[Chart and figure data]

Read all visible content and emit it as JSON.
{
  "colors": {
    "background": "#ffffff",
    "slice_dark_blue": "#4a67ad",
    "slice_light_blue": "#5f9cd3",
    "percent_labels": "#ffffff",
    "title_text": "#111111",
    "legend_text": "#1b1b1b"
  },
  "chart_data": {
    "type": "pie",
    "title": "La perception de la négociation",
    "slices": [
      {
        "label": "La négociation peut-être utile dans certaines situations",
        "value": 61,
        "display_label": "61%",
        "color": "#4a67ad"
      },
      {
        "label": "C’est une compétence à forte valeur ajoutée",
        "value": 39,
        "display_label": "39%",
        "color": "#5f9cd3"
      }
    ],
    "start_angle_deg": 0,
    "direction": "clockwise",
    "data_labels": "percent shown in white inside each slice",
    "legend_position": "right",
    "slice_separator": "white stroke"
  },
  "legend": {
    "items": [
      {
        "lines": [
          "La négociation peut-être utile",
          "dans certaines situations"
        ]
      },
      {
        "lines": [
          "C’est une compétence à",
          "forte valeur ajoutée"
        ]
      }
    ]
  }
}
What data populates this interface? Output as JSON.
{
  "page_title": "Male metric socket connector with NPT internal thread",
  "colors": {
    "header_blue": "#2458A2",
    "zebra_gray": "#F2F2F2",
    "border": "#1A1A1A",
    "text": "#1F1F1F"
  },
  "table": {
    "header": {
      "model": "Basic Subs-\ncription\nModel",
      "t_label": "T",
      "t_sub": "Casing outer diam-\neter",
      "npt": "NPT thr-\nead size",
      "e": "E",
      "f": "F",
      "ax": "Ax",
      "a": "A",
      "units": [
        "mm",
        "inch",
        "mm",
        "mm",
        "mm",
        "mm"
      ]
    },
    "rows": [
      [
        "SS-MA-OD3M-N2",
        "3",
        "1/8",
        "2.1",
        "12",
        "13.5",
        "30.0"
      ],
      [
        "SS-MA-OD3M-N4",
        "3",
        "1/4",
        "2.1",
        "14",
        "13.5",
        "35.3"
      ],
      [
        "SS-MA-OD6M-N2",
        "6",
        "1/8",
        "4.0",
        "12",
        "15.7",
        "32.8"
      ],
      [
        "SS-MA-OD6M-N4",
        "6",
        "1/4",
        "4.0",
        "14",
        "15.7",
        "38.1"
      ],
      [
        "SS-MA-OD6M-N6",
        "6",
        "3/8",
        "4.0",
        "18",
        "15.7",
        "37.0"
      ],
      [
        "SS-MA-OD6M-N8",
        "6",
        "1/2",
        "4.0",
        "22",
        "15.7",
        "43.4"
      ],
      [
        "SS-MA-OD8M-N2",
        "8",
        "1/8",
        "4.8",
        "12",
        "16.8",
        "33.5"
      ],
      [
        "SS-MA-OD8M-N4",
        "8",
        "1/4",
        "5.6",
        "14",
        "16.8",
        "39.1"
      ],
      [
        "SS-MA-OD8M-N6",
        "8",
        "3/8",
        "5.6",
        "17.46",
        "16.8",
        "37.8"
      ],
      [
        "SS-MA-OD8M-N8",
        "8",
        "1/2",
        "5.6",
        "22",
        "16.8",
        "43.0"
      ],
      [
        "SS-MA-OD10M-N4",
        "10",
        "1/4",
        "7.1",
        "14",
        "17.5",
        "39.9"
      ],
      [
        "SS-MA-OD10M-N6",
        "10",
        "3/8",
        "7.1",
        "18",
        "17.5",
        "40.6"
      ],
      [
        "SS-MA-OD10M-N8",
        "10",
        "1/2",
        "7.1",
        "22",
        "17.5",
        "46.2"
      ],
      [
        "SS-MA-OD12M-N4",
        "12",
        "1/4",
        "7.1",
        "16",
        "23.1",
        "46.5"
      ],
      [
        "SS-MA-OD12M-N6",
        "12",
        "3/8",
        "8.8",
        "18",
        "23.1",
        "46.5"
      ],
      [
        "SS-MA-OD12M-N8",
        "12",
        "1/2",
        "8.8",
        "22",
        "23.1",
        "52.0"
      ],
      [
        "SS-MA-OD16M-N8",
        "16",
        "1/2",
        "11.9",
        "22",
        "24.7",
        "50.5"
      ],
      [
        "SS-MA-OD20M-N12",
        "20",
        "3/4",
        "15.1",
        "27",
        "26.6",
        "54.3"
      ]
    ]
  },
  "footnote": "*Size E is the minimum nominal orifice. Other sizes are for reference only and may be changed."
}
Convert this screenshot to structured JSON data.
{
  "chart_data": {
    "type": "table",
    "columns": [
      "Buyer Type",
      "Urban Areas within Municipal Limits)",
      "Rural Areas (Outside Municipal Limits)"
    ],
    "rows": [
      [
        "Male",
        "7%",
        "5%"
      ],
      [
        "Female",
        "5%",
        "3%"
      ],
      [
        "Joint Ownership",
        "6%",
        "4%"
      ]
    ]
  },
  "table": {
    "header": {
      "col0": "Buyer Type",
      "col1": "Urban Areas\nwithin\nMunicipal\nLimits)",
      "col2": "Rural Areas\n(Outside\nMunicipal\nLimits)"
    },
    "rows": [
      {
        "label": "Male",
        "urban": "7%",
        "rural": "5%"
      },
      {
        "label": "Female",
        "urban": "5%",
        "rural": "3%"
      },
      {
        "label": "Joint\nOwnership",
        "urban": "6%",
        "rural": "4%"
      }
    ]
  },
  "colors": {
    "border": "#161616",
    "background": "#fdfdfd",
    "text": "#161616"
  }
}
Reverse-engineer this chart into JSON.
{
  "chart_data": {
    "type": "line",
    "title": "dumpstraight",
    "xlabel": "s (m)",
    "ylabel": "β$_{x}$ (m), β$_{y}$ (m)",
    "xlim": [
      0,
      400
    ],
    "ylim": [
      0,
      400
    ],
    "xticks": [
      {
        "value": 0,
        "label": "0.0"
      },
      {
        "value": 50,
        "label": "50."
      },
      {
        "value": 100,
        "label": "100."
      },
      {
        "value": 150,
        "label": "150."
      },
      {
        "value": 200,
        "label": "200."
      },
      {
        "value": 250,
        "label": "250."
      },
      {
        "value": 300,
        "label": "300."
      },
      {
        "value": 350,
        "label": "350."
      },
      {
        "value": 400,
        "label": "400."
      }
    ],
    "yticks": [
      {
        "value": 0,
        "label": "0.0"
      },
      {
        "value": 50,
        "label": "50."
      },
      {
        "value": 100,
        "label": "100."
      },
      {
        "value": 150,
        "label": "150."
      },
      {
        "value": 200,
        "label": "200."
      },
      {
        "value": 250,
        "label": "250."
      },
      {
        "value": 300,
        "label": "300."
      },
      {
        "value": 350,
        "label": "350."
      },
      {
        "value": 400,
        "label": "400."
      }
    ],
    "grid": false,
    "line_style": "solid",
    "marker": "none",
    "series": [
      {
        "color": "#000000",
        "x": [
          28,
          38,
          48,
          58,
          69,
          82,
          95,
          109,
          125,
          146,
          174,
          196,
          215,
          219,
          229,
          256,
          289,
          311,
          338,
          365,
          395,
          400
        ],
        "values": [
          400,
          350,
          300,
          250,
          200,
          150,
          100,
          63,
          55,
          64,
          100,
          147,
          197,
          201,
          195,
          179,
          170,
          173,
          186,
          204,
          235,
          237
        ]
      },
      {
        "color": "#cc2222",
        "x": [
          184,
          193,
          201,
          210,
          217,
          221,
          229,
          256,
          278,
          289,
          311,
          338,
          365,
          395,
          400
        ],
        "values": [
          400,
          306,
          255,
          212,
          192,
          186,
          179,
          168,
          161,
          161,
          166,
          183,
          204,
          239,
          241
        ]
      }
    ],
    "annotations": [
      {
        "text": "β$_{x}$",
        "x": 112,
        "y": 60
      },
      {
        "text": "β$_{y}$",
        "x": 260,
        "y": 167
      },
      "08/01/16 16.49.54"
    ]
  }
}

WHAT THE TASK ASKS: From the records above, please extract every line and repeat it exactly.

FINAL RESULT:
Read all visible content and emit it as JSON.
{
  "colors": {
    "background": "#ffffff",
    "slice_dark_blue": "#4a67ad",
    "slice_light_blue": "#5f9cd3",
    "percent_labels": "#ffffff",
    "title_text": "#111111",
    "legend_text": "#1b1b1b"
  },
  "chart_data": {
    "type": "pie",
    "title": "La perception de la négociation",
    "slices": [
      {
        "label": "La négociation peut-être utile dans certaines situations",
        "value": 61,
        "display_label": "61%",
        "color": "#4a67ad"
      },
      {
        "label": "C’est une compétence à forte valeur ajoutée",
        "value": 39,
        "display_label": "39%",
        "color": "#5f9cd3"
      }
    ],
    "start_angle_deg": 0,
    "direction": "clockwise",
    "data_labels": "percent shown in white inside each slice",
    "legend_position": "right",
    "slice_separator": "white stroke"
  },
  "legend": {
    "items": [
      {
        "lines": [
          "La négociation peut-être utile",
          "dans certaines situations"
        ]
      },
      {
        "lines": [
          "C’est une compétence à",
          "forte valeur ajoutée"
        ]
      }
    ]
  }
}
What data populates this interface? Output as JSON.
{
  "page_title": "Male metric socket connector with NPT internal thread",
  "colors": {
    "header_blue": "#2458A2",
    "zebra_gray": "#F2F2F2",
    "border": "#1A1A1A",
    "text": "#1F1F1F"
  },
  "table": {
    "header": {
      "model": "Basic Subs-\ncription\nModel",
      "t_label": "T",
      "t_sub": "Casing outer diam-\neter",
      "npt": "NPT thr-\nead size",
      "e": "E",
      "f": "F",
      "ax": "Ax",
      "a": "A",
      "units": [
        "mm",
        "inch",
        "mm",
        "mm",
        "mm",
        "mm"
      ]
    },
    "rows": [
      [
        "SS-MA-OD3M-N2",
        "3",
        "1/8",
        "2.1",
        "12",
        "13.5",
        "30.0"
      ],
      [
        "SS-MA-OD3M-N4",
        "3",
        "1/4",
        "2.1",
        "14",
        "13.5",
        "35.3"
      ],
      [
        "SS-MA-OD6M-N2",
        "6",
        "1/8",
        "4.0",
        "12",
        "15.7",
        "32.8"
      ],
      [
        "SS-MA-OD6M-N4",
        "6",
        "1/4",
        "4.0",
        "14",
        "15.7",
        "38.1"
      ],
      [
        "SS-MA-OD6M-N6",
        "6",
        "3/8",
        "4.0",
        "18",
        "15.7",
        "37.0"
      ],
      [
        "SS-MA-OD6M-N8",
        "6",
        "1/2",
        "4.0",
        "22",
        "15.7",
        "43.4"
      ],
      [
        "SS-MA-OD8M-N2",
        "8",
        "1/8",
        "4.8",
        "12",
        "16.8",
        "33.5"
      ],
      [
        "SS-MA-OD8M-N4",
        "8",
        "1/4",
        "5.6",
        "14",
        "16.8",
        "39.1"
      ],
      [
        "SS-MA-OD8M-N6",
        "8",
        "3/8",
        "5.6",
        "17.46",
        "16.8",
        "37.8"
      ],
      [
        "SS-MA-OD8M-N8",
        "8",
        "1/2",
        "5.6",
        "22",
        "16.8",
        "43.0"
      ],
      [
        "SS-MA-OD10M-N4",
        "10",
        "1/4",
        "7.1",
        "14",
        "17.5",
        "39.9"
      ],
      [
        "SS-MA-OD10M-N6",
        "10",
        "3/8",
        "7.1",
        "18",
        "17.5",
        "40.6"
      ],
      [
        "SS-MA-OD10M-N8",
        "10",
        "1/2",
        "7.1",
        "22",
        "17.5",
        "46.2"
      ],
      [
        "SS-MA-OD12M-N4",
        "12",
        "1/4",
        "7.1",
        "16",
        "23.1",
        "46.5"
      ],
      [
        "SS-MA-OD12M-N6",
        "12",
        "3/8",
        "8.8",
        "18",
        "23.1",
        "46.5"
      ],
      [
        "SS-MA-OD12M-N8",
        "12",
        "1/2",
        "8.8",
        "22",
        "23.1",
        "52.0"
      ],
      [
        "SS-MA-OD16M-N8",
        "16",
        "1/2",
        "11.9",
        "22",
        "24.7",
        "50.5"
      ],
      [
        "SS-MA-OD20M-N12",
        "20",
        "3/4",
        "15.1",
        "27",
        "26.6",
        "54.3"
      ]
    ]
  },
  "footnote": "*Size E is the minimum nominal orifice. Other sizes are for reference only and may be changed."
}
Convert this screenshot to structured JSON data.
{
  "chart_data": {
    "type": "table",
    "columns": [
      "Buyer Type",
      "Urban Areas within Municipal Limits)",
      "Rural Areas (Outside Municipal Limits)"
    ],
    "rows": [
      [
        "Male",
        "7%",
        "5%"
      ],
      [
        "Female",
        "5%",
        "3%"
      ],
      [
        "Joint Ownership",
        "6%",
        "4%"
      ]
    ]
  },
  "table": {
    "header": {
      "col0": "Buyer Type",
      "col1": "Urban Areas\nwithin\nMunicipal\nLimits)",
      "col2": "Rural Areas\n(Outside\nMunicipal\nLimits)"
    },
    "rows": [
      {
        "label": "Male",
        "urban": "7%",
        "rural": "5%"
      },
      {
        "label": "Female",
        "urban": "5%",
        "rural": "3%"
      },
      {
        "label": "Joint\nOwnership",
        "urban": "6%",
        "rural": "4%"
      }
    ]
  },
  "colors": {
    "border": "#161616",
    "background": "#fdfdfd",
    "text": "#161616"
  }
}
Reverse-engineer this chart into JSON.
{
  "chart_data": {
    "type": "line",
    "title": "dumpstraight",
    "xlabel": "s (m)",
    "ylabel": "β$_{x}$ (m), β$_{y}$ (m)",
    "xlim": [
      0,
      400
    ],
    "ylim": [
      0,
      400
    ],
    "xticks": [
      {
        "value": 0,
        "label": "0.0"
      },
      {
        "value": 50,
        "label": "50."
      },
      {
        "value": 100,
        "label": "100."
      },
      {
        "value": 150,
        "label": "150."
      },
      {
        "value": 200,
        "label": "200."
      },
      {
        "value": 250,
        "label": "250."
      },
      {
        "value": 300,
        "label": "300."
      },
      {
        "value": 350,
        "label": "350."
      },
      {
        "value": 400,
        "label": "400."
      }
    ],
    "yticks": [
      {
        "value": 0,
        "label": "0.0"
      },
      {
        "value": 50,
        "label": "50."
      },
      {
        "value": 100,
        "label": "100."
      },
      {
        "value": 150,
        "label": "150."
      },
      {
        "value": 200,
        "label": "200."
      },
      {
        "value": 250,
        "label": "250."
      },
      {
        "value": 300,
        "label": "300."
      },
      {
        "value": 350,
        "label": "350."
      },
      {
        "value": 400,
        "label": "400."
      }
    ],
    "grid": false,
    "line_style": "solid",
    "marker": "none",
    "series": [
      {
        "color": "#000000",
        "x": [
          28,
          38,
          48,
          58,
          69,
          82,
          95,
          109,
          125,
          146,
          174,
          196,
          215,
          219,
          229,
          256,
          289,
          311,
          338,
          365,
          395,
          400
        ],
        "values": [
          400,
          350,
          300,
          250,
          200,
          150,
          100,
          63,
          55,
          64,
          100,
          147,
          197,
          201,
          195,
          179,
          170,
          173,
          186,
          204,
          235,
          237
        ]
      },
      {
        "color": "#cc2222",
        "x": [
          184,
          193,
          201,
          210,
          217,
          221,
          229,
          256,
          278,
          289,
          311,
          338,
          365,
          395,
          400
        ],
        "values": [
          400,
          306,
          255,
          212,
          192,
          186,
          179,
          168,
          161,
          161,
          166,
          183,
          204,
          239,
          241
        ]
      }
    ],
    "annotations": [
      {
        "text": "β$_{x}$",
        "x": 112,
        "y": 60
      },
      {
        "text": "β$_{y}$",
        "x": 260,
        "y": 167
      },
      "08/01/16 16.49.54"
    ]
  }
}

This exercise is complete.